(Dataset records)
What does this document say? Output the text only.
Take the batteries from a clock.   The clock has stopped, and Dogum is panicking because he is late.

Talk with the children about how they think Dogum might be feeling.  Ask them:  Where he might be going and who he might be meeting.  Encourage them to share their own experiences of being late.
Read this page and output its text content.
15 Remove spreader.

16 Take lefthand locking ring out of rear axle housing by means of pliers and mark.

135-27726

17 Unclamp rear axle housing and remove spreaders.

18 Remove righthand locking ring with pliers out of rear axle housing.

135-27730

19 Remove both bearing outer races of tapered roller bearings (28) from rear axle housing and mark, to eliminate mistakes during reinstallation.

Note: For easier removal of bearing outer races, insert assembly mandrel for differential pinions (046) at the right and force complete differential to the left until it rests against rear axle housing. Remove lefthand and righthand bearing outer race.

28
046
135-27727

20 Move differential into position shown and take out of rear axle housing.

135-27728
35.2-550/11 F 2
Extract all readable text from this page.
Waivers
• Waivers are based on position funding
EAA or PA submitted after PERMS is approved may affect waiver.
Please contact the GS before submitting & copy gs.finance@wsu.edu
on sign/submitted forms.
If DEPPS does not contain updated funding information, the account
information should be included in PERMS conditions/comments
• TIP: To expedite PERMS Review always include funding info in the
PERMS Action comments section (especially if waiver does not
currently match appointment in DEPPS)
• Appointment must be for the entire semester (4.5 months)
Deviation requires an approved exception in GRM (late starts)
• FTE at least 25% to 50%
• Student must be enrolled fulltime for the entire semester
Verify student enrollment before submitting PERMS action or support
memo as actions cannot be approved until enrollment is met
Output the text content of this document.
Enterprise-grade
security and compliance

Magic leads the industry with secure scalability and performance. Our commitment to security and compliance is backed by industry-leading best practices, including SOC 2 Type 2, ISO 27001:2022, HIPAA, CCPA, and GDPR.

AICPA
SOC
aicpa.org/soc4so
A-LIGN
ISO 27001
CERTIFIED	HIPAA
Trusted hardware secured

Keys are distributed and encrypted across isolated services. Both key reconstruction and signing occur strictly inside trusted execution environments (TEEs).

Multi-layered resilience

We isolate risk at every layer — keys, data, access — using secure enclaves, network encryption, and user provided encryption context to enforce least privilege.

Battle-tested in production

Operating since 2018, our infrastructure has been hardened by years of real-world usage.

Work to do: Pick out the lines containing the string "races".

Solution to this exercise:
19 Remove both bearing outer races of tapered roller bearings (28) from rear axle housing and mark, to eliminate mistakes during reinstallation.
Note: For easier removal of bearing outer races, insert assembly mandrel for differential pinions (046) at the right and force complete differential to the left until it rests against rear axle housing. Remove lefthand and righthand bearing outer race.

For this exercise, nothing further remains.